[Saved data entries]

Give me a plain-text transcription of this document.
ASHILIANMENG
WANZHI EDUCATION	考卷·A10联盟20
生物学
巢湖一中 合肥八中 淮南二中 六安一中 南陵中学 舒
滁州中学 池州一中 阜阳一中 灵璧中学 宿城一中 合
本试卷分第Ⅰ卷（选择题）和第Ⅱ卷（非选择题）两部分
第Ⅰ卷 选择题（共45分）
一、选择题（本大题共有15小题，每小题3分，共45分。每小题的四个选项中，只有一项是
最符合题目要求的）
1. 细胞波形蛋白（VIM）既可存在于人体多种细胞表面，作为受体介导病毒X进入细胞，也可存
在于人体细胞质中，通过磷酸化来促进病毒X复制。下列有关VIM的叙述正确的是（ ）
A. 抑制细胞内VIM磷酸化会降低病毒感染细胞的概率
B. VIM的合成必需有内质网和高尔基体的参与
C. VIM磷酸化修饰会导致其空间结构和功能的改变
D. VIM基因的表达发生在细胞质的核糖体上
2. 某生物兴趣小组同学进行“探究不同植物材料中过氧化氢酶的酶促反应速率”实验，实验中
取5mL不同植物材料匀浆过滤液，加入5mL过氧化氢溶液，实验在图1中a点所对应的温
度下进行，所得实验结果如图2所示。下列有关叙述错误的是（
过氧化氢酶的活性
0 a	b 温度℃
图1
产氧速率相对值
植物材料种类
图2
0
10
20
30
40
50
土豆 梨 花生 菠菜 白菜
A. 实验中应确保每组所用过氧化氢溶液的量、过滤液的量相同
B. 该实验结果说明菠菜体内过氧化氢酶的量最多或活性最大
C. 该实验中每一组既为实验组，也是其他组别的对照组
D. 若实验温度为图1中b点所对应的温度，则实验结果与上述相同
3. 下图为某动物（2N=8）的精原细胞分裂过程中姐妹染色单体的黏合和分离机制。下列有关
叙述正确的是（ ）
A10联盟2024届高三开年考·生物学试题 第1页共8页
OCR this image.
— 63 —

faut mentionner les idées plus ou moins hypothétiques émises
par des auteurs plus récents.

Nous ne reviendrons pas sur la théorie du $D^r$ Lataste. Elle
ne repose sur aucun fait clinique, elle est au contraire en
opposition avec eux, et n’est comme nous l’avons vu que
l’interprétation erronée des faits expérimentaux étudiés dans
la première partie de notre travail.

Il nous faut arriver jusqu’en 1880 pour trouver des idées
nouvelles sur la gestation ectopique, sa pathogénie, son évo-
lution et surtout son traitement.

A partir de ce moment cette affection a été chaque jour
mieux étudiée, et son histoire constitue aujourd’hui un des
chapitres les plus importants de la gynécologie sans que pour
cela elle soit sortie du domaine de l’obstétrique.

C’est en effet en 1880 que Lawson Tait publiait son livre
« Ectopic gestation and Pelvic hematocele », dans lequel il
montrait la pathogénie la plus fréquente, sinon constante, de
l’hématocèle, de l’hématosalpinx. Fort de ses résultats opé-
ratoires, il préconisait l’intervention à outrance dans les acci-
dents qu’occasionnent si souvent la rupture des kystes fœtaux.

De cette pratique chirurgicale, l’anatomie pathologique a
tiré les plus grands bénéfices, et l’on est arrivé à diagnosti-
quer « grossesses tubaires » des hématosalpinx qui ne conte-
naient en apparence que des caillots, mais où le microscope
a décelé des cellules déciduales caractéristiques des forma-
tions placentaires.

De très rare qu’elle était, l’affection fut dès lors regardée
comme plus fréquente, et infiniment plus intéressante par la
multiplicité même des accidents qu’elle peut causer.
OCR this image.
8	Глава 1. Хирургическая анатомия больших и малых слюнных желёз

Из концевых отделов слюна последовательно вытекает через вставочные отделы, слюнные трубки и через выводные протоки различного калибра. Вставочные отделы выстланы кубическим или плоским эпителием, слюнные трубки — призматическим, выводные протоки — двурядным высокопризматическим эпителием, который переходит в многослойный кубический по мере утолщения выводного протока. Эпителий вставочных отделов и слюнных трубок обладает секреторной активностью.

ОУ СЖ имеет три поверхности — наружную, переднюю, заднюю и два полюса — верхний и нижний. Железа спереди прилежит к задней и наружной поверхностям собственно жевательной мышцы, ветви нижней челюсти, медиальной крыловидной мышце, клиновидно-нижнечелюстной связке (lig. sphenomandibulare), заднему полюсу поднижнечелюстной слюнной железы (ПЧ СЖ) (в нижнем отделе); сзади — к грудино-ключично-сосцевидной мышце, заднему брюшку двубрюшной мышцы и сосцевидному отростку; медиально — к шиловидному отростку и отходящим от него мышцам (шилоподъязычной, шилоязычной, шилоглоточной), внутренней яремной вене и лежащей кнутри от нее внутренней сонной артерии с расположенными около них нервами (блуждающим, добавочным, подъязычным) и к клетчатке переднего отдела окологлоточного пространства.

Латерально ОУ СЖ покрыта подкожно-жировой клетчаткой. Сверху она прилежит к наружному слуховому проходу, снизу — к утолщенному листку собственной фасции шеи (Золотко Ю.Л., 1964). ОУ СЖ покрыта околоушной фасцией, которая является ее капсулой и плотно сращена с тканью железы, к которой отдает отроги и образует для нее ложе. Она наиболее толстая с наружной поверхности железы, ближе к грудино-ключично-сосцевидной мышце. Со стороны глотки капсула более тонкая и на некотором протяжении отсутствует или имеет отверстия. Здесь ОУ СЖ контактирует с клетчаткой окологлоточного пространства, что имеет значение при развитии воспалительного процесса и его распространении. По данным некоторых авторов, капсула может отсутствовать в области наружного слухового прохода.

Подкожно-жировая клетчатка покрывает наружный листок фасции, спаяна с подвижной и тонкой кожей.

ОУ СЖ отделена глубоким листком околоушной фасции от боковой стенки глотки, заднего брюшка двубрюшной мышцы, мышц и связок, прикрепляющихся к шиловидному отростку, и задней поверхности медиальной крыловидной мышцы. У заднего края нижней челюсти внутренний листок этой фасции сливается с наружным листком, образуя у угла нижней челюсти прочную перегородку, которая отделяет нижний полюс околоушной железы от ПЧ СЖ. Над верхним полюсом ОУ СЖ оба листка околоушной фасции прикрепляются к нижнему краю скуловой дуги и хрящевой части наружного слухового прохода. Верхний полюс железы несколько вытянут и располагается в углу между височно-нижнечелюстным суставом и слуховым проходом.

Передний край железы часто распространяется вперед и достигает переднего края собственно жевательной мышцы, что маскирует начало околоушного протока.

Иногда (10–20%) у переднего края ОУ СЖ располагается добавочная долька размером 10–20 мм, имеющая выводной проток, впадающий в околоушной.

=== What you have to do ===
Exactly reproduce all of the entries above.

=== Answer for the task ===
Give me a plain-text transcription of this document.
ASHILIANMENG
WANZHI EDUCATION	考卷·A10联盟20
生物学
巢湖一中 合肥八中 淮南二中 六安一中 南陵中学 舒
滁州中学 池州一中 阜阳一中 灵璧中学 宿城一中 合
本试卷分第Ⅰ卷（选择题）和第Ⅱ卷（非选择题）两部分
第Ⅰ卷 选择题（共45分）
一、选择题（本大题共有15小题，每小题3分，共45分。每小题的四个选项中，只有一项是
最符合题目要求的）
1. 细胞波形蛋白（VIM）既可存在于人体多种细胞表面，作为受体介导病毒X进入细胞，也可存
在于人体细胞质中，通过磷酸化来促进病毒X复制。下列有关VIM的叙述正确的是（ ）
A. 抑制细胞内VIM磷酸化会降低病毒感染细胞的概率
B. VIM的合成必需有内质网和高尔基体的参与
C. VIM磷酸化修饰会导致其空间结构和功能的改变
D. VIM基因的表达发生在细胞质的核糖体上
2. 某生物兴趣小组同学进行“探究不同植物材料中过氧化氢酶的酶促反应速率”实验，实验中
取5mL不同植物材料匀浆过滤液，加入5mL过氧化氢溶液，实验在图1中a点所对应的温
度下进行，所得实验结果如图2所示。下列有关叙述错误的是（
过氧化氢酶的活性
0 a	b 温度℃
图1
产氧速率相对值
植物材料种类
图2
0
10
20
30
40
50
土豆 梨 花生 菠菜 白菜
A. 实验中应确保每组所用过氧化氢溶液的量、过滤液的量相同
B. 该实验结果说明菠菜体内过氧化氢酶的量最多或活性最大
C. 该实验中每一组既为实验组，也是其他组别的对照组
D. 若实验温度为图1中b点所对应的温度，则实验结果与上述相同
3. 下图为某动物（2N=8）的精原细胞分裂过程中姐妹染色单体的黏合和分离机制。下列有关
叙述正确的是（ ）
A10联盟2024届高三开年考·生物学试题 第1页共8页
OCR this image.
— 63 —

faut mentionner les idées plus ou moins hypothétiques émises
par des auteurs plus récents.

Nous ne reviendrons pas sur la théorie du $D^r$ Lataste. Elle
ne repose sur aucun fait clinique, elle est au contraire en
opposition avec eux, et n’est comme nous l’avons vu que
l’interprétation erronée des faits expérimentaux étudiés dans
la première partie de notre travail.

Il nous faut arriver jusqu’en 1880 pour trouver des idées
nouvelles sur la gestation ectopique, sa pathogénie, son évo-
lution et surtout son traitement.

A partir de ce moment cette affection a été chaque jour
mieux étudiée, et son histoire constitue aujourd’hui un des
chapitres les plus importants de la gynécologie sans que pour
cela elle soit sortie du domaine de l’obstétrique.

C’est en effet en 1880 que Lawson Tait publiait son livre
« Ectopic gestation and Pelvic hematocele », dans lequel il
montrait la pathogénie la plus fréquente, sinon constante, de
l’hématocèle, de l’hématosalpinx. Fort de ses résultats opé-
ratoires, il préconisait l’intervention à outrance dans les acci-
dents qu’occasionnent si souvent la rupture des kystes fœtaux.

De cette pratique chirurgicale, l’anatomie pathologique a
tiré les plus grands bénéfices, et l’on est arrivé à diagnosti-
quer « grossesses tubaires » des hématosalpinx qui ne conte-
naient en apparence que des caillots, mais où le microscope
a décelé des cellules déciduales caractéristiques des forma-
tions placentaires.

De très rare qu’elle était, l’affection fut dès lors regardée
comme plus fréquente, et infiniment plus intéressante par la
multiplicité même des accidents qu’elle peut causer.
OCR this image.
8	Глава 1. Хирургическая анатомия больших и малых слюнных желёз

Из концевых отделов слюна последовательно вытекает через вставочные отделы, слюнные трубки и через выводные протоки различного калибра. Вставочные отделы выстланы кубическим или плоским эпителием, слюнные трубки — призматическим, выводные протоки — двурядным высокопризматическим эпителием, который переходит в многослойный кубический по мере утолщения выводного протока. Эпителий вставочных отделов и слюнных трубок обладает секреторной активностью.

ОУ СЖ имеет три поверхности — наружную, переднюю, заднюю и два полюса — верхний и нижний. Железа спереди прилежит к задней и наружной поверхностям собственно жевательной мышцы, ветви нижней челюсти, медиальной крыловидной мышце, клиновидно-нижнечелюстной связке (lig. sphenomandibulare), заднему полюсу поднижнечелюстной слюнной железы (ПЧ СЖ) (в нижнем отделе); сзади — к грудино-ключично-сосцевидной мышце, заднему брюшку двубрюшной мышцы и сосцевидному отростку; медиально — к шиловидному отростку и отходящим от него мышцам (шилоподъязычной, шилоязычной, шилоглоточной), внутренней яремной вене и лежащей кнутри от нее внутренней сонной артерии с расположенными около них нервами (блуждающим, добавочным, подъязычным) и к клетчатке переднего отдела окологлоточного пространства.

Латерально ОУ СЖ покрыта подкожно-жировой клетчаткой. Сверху она прилежит к наружному слуховому проходу, снизу — к утолщенному листку собственной фасции шеи (Золотко Ю.Л., 1964). ОУ СЖ покрыта околоушной фасцией, которая является ее капсулой и плотно сращена с тканью железы, к которой отдает отроги и образует для нее ложе. Она наиболее толстая с наружной поверхности железы, ближе к грудино-ключично-сосцевидной мышце. Со стороны глотки капсула более тонкая и на некотором протяжении отсутствует или имеет отверстия. Здесь ОУ СЖ контактирует с клетчаткой окологлоточного пространства, что имеет значение при развитии воспалительного процесса и его распространении. По данным некоторых авторов, капсула может отсутствовать в области наружного слухового прохода.

Подкожно-жировая клетчатка покрывает наружный листок фасции, спаяна с подвижной и тонкой кожей.

ОУ СЖ отделена глубоким листком околоушной фасции от боковой стенки глотки, заднего брюшка двубрюшной мышцы, мышц и связок, прикрепляющихся к шиловидному отростку, и задней поверхности медиальной крыловидной мышцы. У заднего края нижней челюсти внутренний листок этой фасции сливается с наружным листком, образуя у угла нижней челюсти прочную перегородку, которая отделяет нижний полюс околоушной железы от ПЧ СЖ. Над верхним полюсом ОУ СЖ оба листка околоушной фасции прикрепляются к нижнему краю скуловой дуги и хрящевой части наружного слухового прохода. Верхний полюс железы несколько вытянут и располагается в углу между височно-нижнечелюстным суставом и слуховым проходом.

Передний край железы часто распространяется вперед и достигает переднего края собственно жевательной мышцы, что маскирует начало околоушного протока.

Иногда (10–20%) у переднего края ОУ СЖ располагается добавочная долька размером 10–20 мм, имеющая выводной проток, впадающий в околоушной.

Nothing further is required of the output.